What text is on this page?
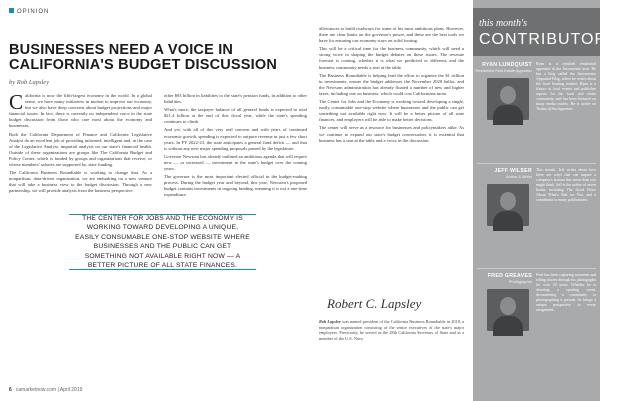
OPINION
BUSINESSES NEED A VOICE IN CALIFORNIA'S BUDGET DISCUSSION
by Rob Lapsley

California is now the fifth-largest economy in the world. In a global sense, we have many initiatives in motion to improve our economy, but we also have deep concerns about budget projections and major financial issues. In fact, there is currently no independent voice in the state budget discussion from those who care most about the economy and businesses.

Both the California Department of Finance and California Legislative Analyst do an excellent job of providing informed, intelligent and, in the case of the Legislative Analyst, impartial analysis on our state's financial health. Outside of these organizations are groups like The California Budget and Policy Center, which is funded by groups and organizations that receive, or whose members' salaries are supported by, state funding.

The California Business Roundtable is working to change that. As a nonpartisan, data-driven organization, we are embarking on a new venture that will take a business view to the budget discussion. Through a new partnership, we will provide analysis from the business perspective.

other $93 billion in liabilities to the state's pension funds, in addition to other liabilities.

What's more, the taxpayer balance of all general funds is expected to total $21.4 billion at the end of this fiscal year, while the state's spending continues to climb.

And yet, with all of this very real concern and with years of continued economic growth, spending is expected to outpace revenue in just a few short years. In FY 2022-23, the state anticipates a general fund deficit — and that is without any new major spending proposals passed by the legislature.

Governor Newsom has already outlined an ambitious agenda that will require new — or increased — investment in the state's budget over the coming years.

The governor is the most important elected official in the budget-making process. During the budget year and beyond, this year, Newsom's proposed budget contains investments in ongoing funding, meaning it is not a one-time expenditure.

THE CENTER FOR JOBS AND THE ECONOMY IS WORKING TOWARD DEVELOPING A UNIQUE, EASILY CONSUMABLE ONE-STOP WEBSITE WHERE BUSINESSES AND THE PUBLIC CAN GET SOMETHING NOT AVAILABLE RIGHT NOW — A BETTER PICTURE OF ALL STATE FINANCES.

allowances to build roadways for some of his most ambitious plans. However, there are clear limits on the governor's power, and these are the best tools we have for ensuring our economy stays on solid footing.

This will be a critical time for the business community, which will need a strong voice in shaping the budget debates on these issues. The revenue forecast is coming, whether it is what we predicted or different, and the business community needs a seat at the table.

The Business Roundtable is helping lead the effort to organize the $1 trillion in investments, ensure the budget addresses the November 2020 ballot, and the Newsom administration has already floated a number of new and higher taxes, including one on business, which could cost Californians more.

The Center for Jobs and the Economy is working toward developing a single, easily consumable one-stop website where businesses and the public can get something not available right now. It will be a better picture of all state finances, and employers will be able to make better decisions.

The center will serve as a resource for businesses and policymakers alike. As we continue to expand our state's budget conversation, it is essential that business has a seat at the table and a voice in the discussion.

Robert C. Lapsley
Rob Lapsley was named president of the California Business Roundtable in 2018, a nonpartisan organization consisting of the senior executives of the state's major employers. Previously, he served as the 28th California Secretary of State and as a member of the U.S. Navy.
6 camarketnow.com | April 2019
this month's
CONTRIBUTORS
RYAN LUNDQUIST
Residential Real Estate Appraiser
Ryan is a certified residential appraiser in the Sacramento area. He has a blog called the Sacramento Appraisal Blog, where he writes about the local housing market. Ryan is a fixture at local events and publishes reports for the local real estate community, and has been featured on many media outlets. He is active on Twitter @SacAppraiser.
JEFF WILSER
Author & Writer
This month, Jeff writes about how there are ways that can impact a company's bottom line more than you might think. Jeff is the author of seven books, including The Good News About What's Bad for You, and a contributor to many publications.
FRED GREAVES
Photographer
Fred has been capturing moments and telling stories through his photographs for over 20 years. Whether he is shooting a sporting event, documenting a community or photographing a portrait, he brings a unique perspective to every assignment.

————————

Please transcribe the material above exactly as written. Leave the pictures out.

Correct output
What text is on this page?
OPINION
BUSINESSES NEED A VOICE IN CALIFORNIA'S BUDGET DISCUSSION
by Rob Lapsley

California is now the fifth-largest economy in the world. In a global sense, we have many initiatives in motion to improve our economy, but we also have deep concerns about budget projections and major financial issues. In fact, there is currently no independent voice in the state budget discussion from those who care most about the economy and businesses.

Both the California Department of Finance and California Legislative Analyst do an excellent job of providing informed, intelligent and, in the case of the Legislative Analyst, impartial analysis on our state's financial health. Outside of these organizations are groups like The California Budget and Policy Center, which is funded by groups and organizations that receive, or whose members' salaries are supported by, state funding.

The California Business Roundtable is working to change that. As a nonpartisan, data-driven organization, we are embarking on a new venture that will take a business view to the budget discussion. Through a new partnership, we will provide analysis from the business perspective.

other $93 billion in liabilities to the state's pension funds, in addition to other liabilities.

What's more, the taxpayer balance of all general funds is expected to total $21.4 billion at the end of this fiscal year, while the state's spending continues to climb.

And yet, with all of this very real concern and with years of continued economic growth, spending is expected to outpace revenue in just a few short years. In FY 2022-23, the state anticipates a general fund deficit — and that is without any new major spending proposals passed by the legislature.

Governor Newsom has already outlined an ambitious agenda that will require new — or increased — investment in the state's budget over the coming years.

The governor is the most important elected official in the budget-making process. During the budget year and beyond, this year, Newsom's proposed budget contains investments in ongoing funding, meaning it is not a one-time expenditure.

THE CENTER FOR JOBS AND THE ECONOMY IS WORKING TOWARD DEVELOPING A UNIQUE, EASILY CONSUMABLE ONE-STOP WEBSITE WHERE BUSINESSES AND THE PUBLIC CAN GET SOMETHING NOT AVAILABLE RIGHT NOW — A BETTER PICTURE OF ALL STATE FINANCES.

allowances to build roadways for some of his most ambitious plans. However, there are clear limits on the governor's power, and these are the best tools we have for ensuring our economy stays on solid footing.

This will be a critical time for the business community, which will need a strong voice in shaping the budget debates on these issues. The revenue forecast is coming, whether it is what we predicted or different, and the business community needs a seat at the table.

The Business Roundtable is helping lead the effort to organize the $1 trillion in investments, ensure the budget addresses the November 2020 ballot, and the Newsom administration has already floated a number of new and higher taxes, including one on business, which could cost Californians more.

The Center for Jobs and the Economy is working toward developing a single, easily consumable one-stop website where businesses and the public can get something not available right now. It will be a better picture of all state finances, and employers will be able to make better decisions.

The center will serve as a resource for businesses and policymakers alike. As we continue to expand our state's budget conversation, it is essential that business has a seat at the table and a voice in the discussion.

Robert C. Lapsley
Rob Lapsley was named president of the California Business Roundtable in 2018, a nonpartisan organization consisting of the senior executives of the state's major employers. Previously, he served as the 28th California Secretary of State and as a member of the U.S. Navy.
6 camarketnow.com | April 2019
this month's
CONTRIBUTORS
RYAN LUNDQUIST
Residential Real Estate Appraiser
Ryan is a certified residential appraiser in the Sacramento area. He has a blog called the Sacramento Appraisal Blog, where he writes about the local housing market. Ryan is a fixture at local events and publishes reports for the local real estate community, and has been featured on many media outlets. He is active on Twitter @SacAppraiser.
JEFF WILSER
Author & Writer
This month, Jeff writes about how there are ways that can impact a company's bottom line more than you might think. Jeff is the author of seven books, including The Good News About What's Bad for You, and a contributor to many publications.
FRED GREAVES
Photographer
Fred has been capturing moments and telling stories through his photographs for over 20 years. Whether he is shooting a sporting event, documenting a community or photographing a portrait, he brings a unique perspective to every assignment.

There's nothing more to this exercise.